The Trend Lines in the Asymptotic Distribution of $\phi(n)$

For an introduction to Euler's $\phi$ function and for some of its basic properties the reader may consult [5, p. 52], [6, p.~20] and [1, p.25]. Briefly, $\phi(n)$ counts the number of positive integers $k$ with $k\le n$ and $\GCD(n,k)=1$. For calculations with $\phi$, the author used the Maple package (8), although for $n\in\Natural$ one can use the well known identity,

$$ \begin{equation}\label{eq31} \phi(n)=n\cdot \prod_{p|n}\paren{1-\frac{1}{p}} \end{equation} $$

The graph of $\phi(n)$ as a function of $n\in\set{1,\ldots,10000}$, showing some of the trend lines, is shown next in Fig. 1.

fig1

$\phi(n)$ as a function of $n$, for $n\in\set{1,\ldots,10000}$

Trying to fit the trend lines in figure 1 experimentally, it looks as though the lines might be related to specific functions.

For example the uppermost line looks like the line $f(x)\sim x-1$, since $\phi(p)=p-1$ for $p$ prime. The second major trend looks like the line $f(x)\sim x/2$ although this is far from certain. The next major trends look like they are $f(x)\sim x/3$ and $f(x)\sim 2x/3$.

Prompt 1:
In the text on the trend lines of φ(n), reproduce the passage that opens with "Trying to fit" and closes with "and $f(x)\sim 2x/3$.", changing "uppermost line" to "top line".
Prompt 2:
According to the text on the trend lines of φ(n), what software did the author use for calculations with φ?

Data rows:
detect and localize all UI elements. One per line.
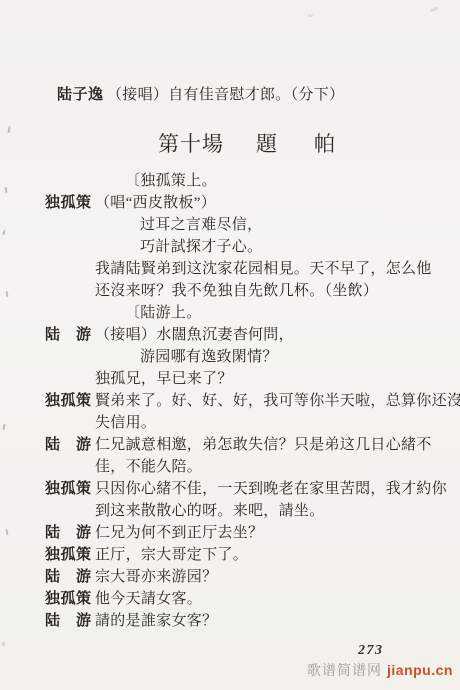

---

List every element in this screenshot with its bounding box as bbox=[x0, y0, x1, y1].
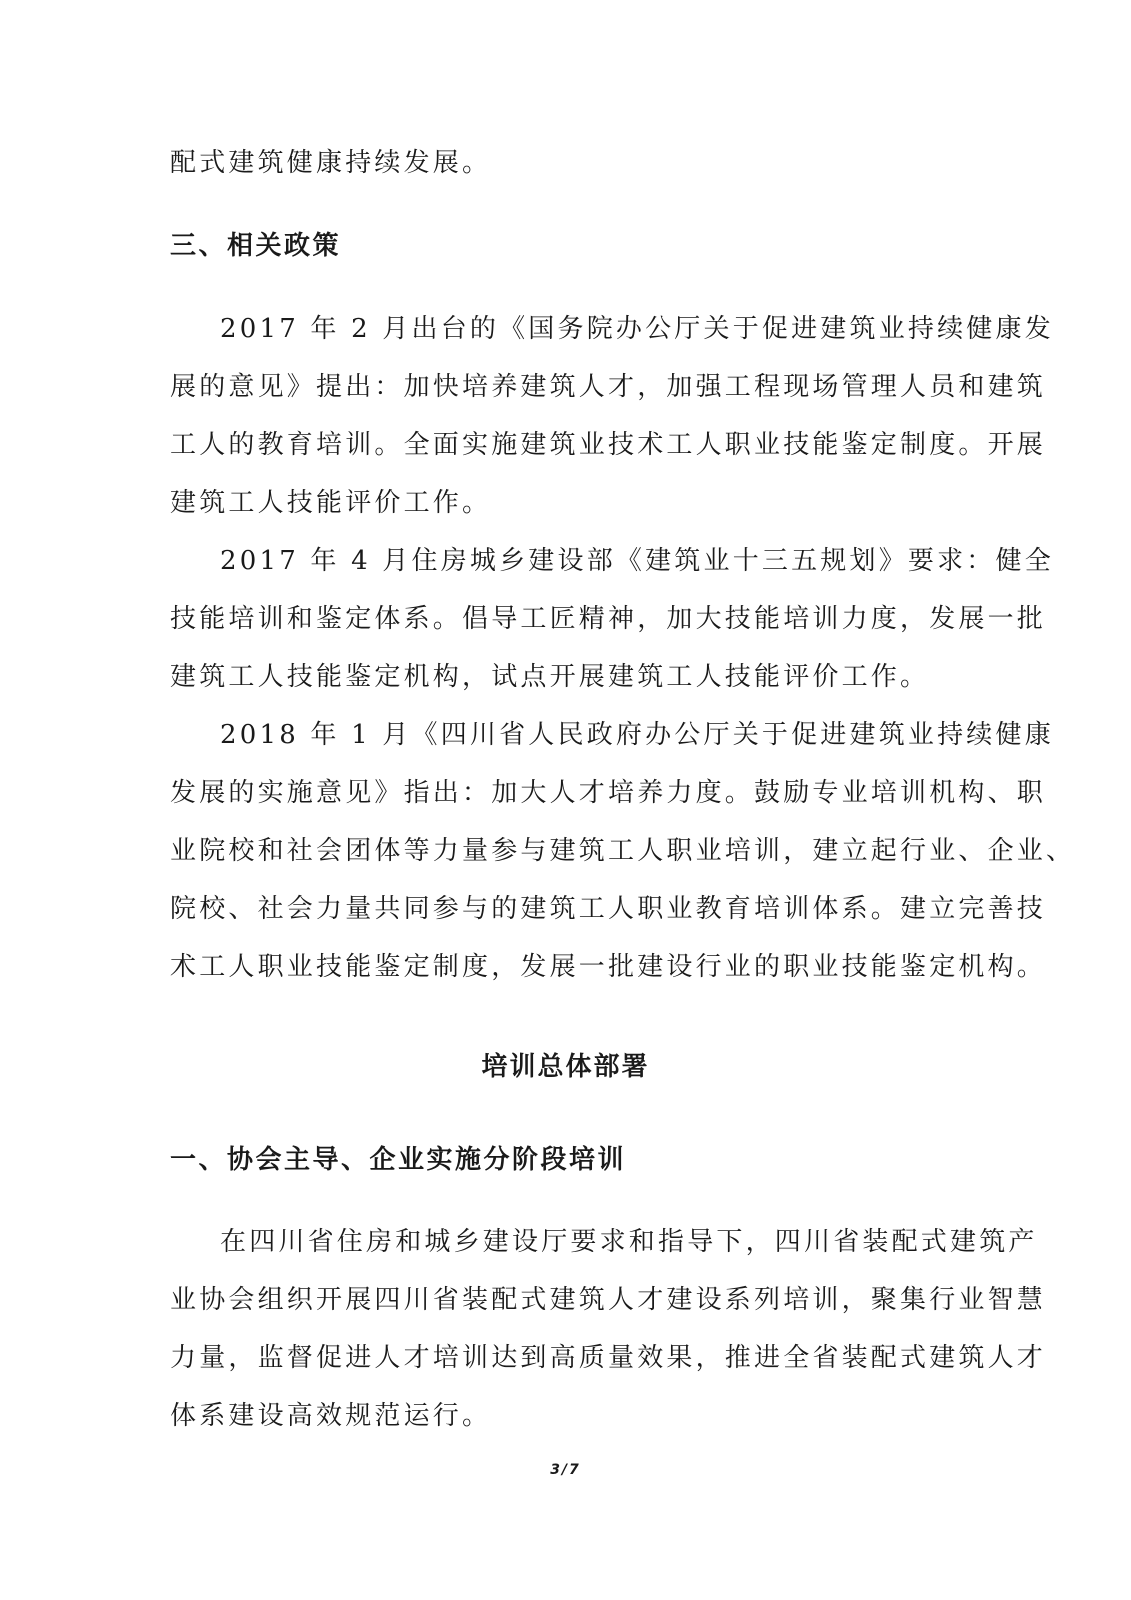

Written answer 1:
Trying to fit the trend lines in figure 1 experimentally, it looks as though the lines might be related to specific functions.

For example the top line looks like the line $f(x)\sim x-1$, since $\phi(p)=p-1$ for $p$ prime. The second major trend looks like the line $f(x)\sim x/2$ although this is far from certain. The next major trends look like they are $f(x)\sim x/3$ and $f(x)\sim 2x/3$.

Written answer 2:
The Maple package.